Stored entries
━━━━━━━━

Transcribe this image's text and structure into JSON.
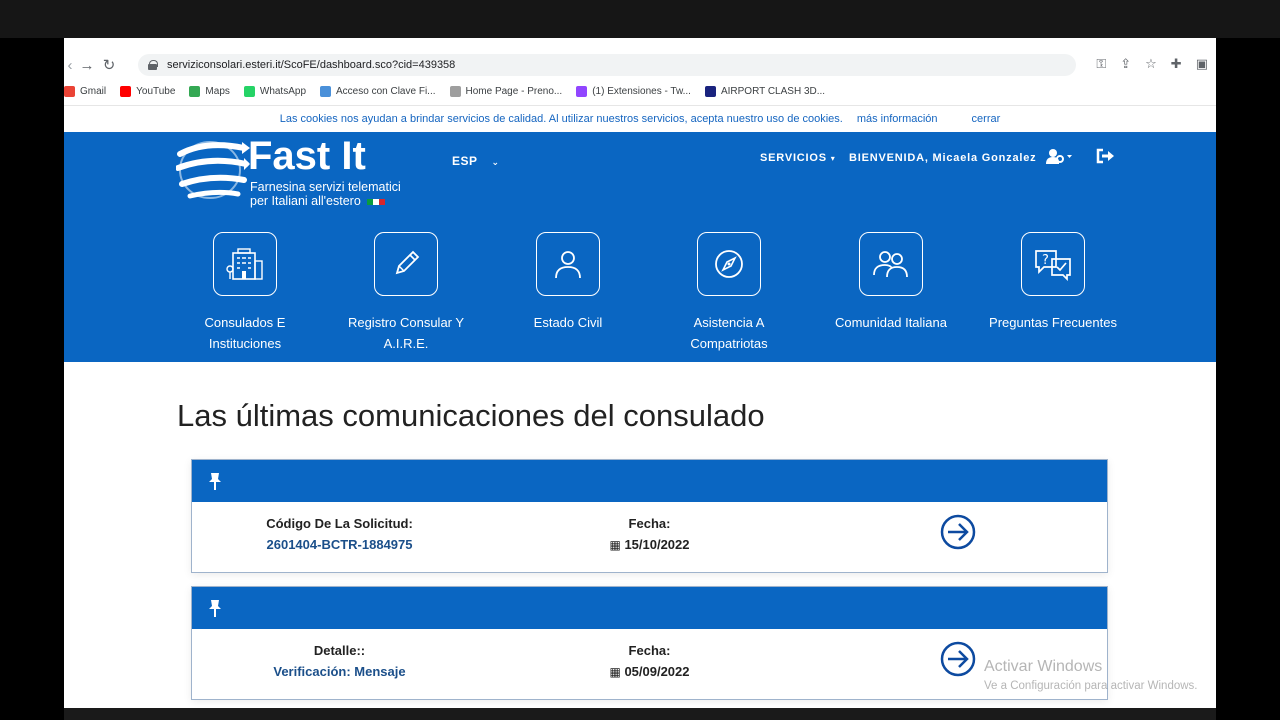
{
  "browser": {
    "url": "serviziconsolari.esteri.it/ScoFE/dashboard.sco?cid=439358",
    "bookmarks": [
      {
        "label": "Gmail",
        "color": "#ea4335"
      },
      {
        "label": "YouTube",
        "color": "#ff0000"
      },
      {
        "label": "Maps",
        "color": "#34a853"
      },
      {
        "label": "WhatsApp",
        "color": "#25d366"
      },
      {
        "label": "Acceso con Clave Fi...",
        "color": "#4a90d9"
      },
      {
        "label": "Home Page - Preno...",
        "color": "#9e9e9e"
      },
      {
        "label": "(1) Extensiones - Tw...",
        "color": "#9146ff"
      },
      {
        "label": "AIRPORT CLASH 3D...",
        "color": "#1a237e"
      }
    ]
  },
  "cookie_bar": {
    "text": "Las cookies nos ayudan a brindar servicios de calidad. Al utilizar nuestros servicios, acepta nuestro uso de cookies.",
    "more": "más información",
    "close": "cerrar"
  },
  "header": {
    "logo_title": "Fast It",
    "logo_sub_1": "Farnesina servizi telematici",
    "logo_sub_2": "per Italiani all'estero",
    "language": "ESP",
    "servicios": "SERVICIOS",
    "welcome": "BIENVENIDA, Micaela Gonzalez",
    "accent": "#0a66c2"
  },
  "tiles": [
    {
      "line1": "Consulados E",
      "line2": "Instituciones",
      "icon": "building-icon"
    },
    {
      "line1": "Registro Consular Y",
      "line2": "A.I.R.E.",
      "icon": "pencil-icon"
    },
    {
      "line1": "Estado Civil",
      "line2": "",
      "icon": "person-icon"
    },
    {
      "line1": "Asistencia A",
      "line2": "Compatriotas",
      "icon": "compass-icon"
    },
    {
      "line1": "Comunidad Italiana",
      "line2": "",
      "icon": "people-icon"
    },
    {
      "line1": "Preguntas Frecuentes",
      "line2": "",
      "icon": "faq-icon"
    }
  ],
  "main": {
    "heading": "Las últimas comunicaciones del consulado",
    "cards": [
      {
        "label": "Código De La Solicitud:",
        "value": "2601404-BCTR-1884975",
        "date_label": "Fecha:",
        "date": "15/10/2022"
      },
      {
        "label": "Detalle::",
        "value": "Verificación: Mensaje",
        "date_label": "Fecha:",
        "date": "05/09/2022"
      }
    ]
  },
  "watermark": {
    "line1": "Activar Windows",
    "line2": "Ve a Configuración para activar Windows."
  }
}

━━━━━━━━

Strip the images and reproduce the remaining records precisely.

Result of the exercise
Transcribe this image's text and structure into JSON.
{
  "browser": {
    "url": "serviziconsolari.esteri.it/ScoFE/dashboard.sco?cid=439358",
    "bookmarks": [
      {
        "label": "Gmail",
        "color": "#ea4335"
      },
      {
        "label": "YouTube",
        "color": "#ff0000"
      },
      {
        "label": "Maps",
        "color": "#34a853"
      },
      {
        "label": "WhatsApp",
        "color": "#25d366"
      },
      {
        "label": "Acceso con Clave Fi...",
        "color": "#4a90d9"
      },
      {
        "label": "Home Page - Preno...",
        "color": "#9e9e9e"
      },
      {
        "label": "(1) Extensiones - Tw...",
        "color": "#9146ff"
      },
      {
        "label": "AIRPORT CLASH 3D...",
        "color": "#1a237e"
      }
    ]
  },
  "cookie_bar": {
    "text": "Las cookies nos ayudan a brindar servicios de calidad. Al utilizar nuestros servicios, acepta nuestro uso de cookies.",
    "more": "más información",
    "close": "cerrar"
  },
  "header": {
    "logo_title": "Fast It",
    "logo_sub_1": "Farnesina servizi telematici",
    "logo_sub_2": "per Italiani all'estero",
    "language": "ESP",
    "servicios": "SERVICIOS",
    "welcome": "BIENVENIDA, Micaela Gonzalez",
    "accent": "#0a66c2"
  },
  "tiles": [
    {
      "line1": "Consulados E",
      "line2": "Instituciones",
      "icon": "building-icon"
    },
    {
      "line1": "Registro Consular Y",
      "line2": "A.I.R.E.",
      "icon": "pencil-icon"
    },
    {
      "line1": "Estado Civil",
      "line2": "",
      "icon": "person-icon"
    },
    {
      "line1": "Asistencia A",
      "line2": "Compatriotas",
      "icon": "compass-icon"
    },
    {
      "line1": "Comunidad Italiana",
      "line2": "",
      "icon": "people-icon"
    },
    {
      "line1": "Preguntas Frecuentes",
      "line2": "",
      "icon": "faq-icon"
    }
  ],
  "main": {
    "heading": "Las últimas comunicaciones del consulado",
    "cards": [
      {
        "label": "Código De La Solicitud:",
        "value": "2601404-BCTR-1884975",
        "date_label": "Fecha:",
        "date": "15/10/2022"
      },
      {
        "label": "Detalle::",
        "value": "Verificación: Mensaje",
        "date_label": "Fecha:",
        "date": "05/09/2022"
      }
    ]
  },
  "watermark": {
    "line1": "Activar Windows",
    "line2": "Ve a Configuración para activar Windows."
  }
}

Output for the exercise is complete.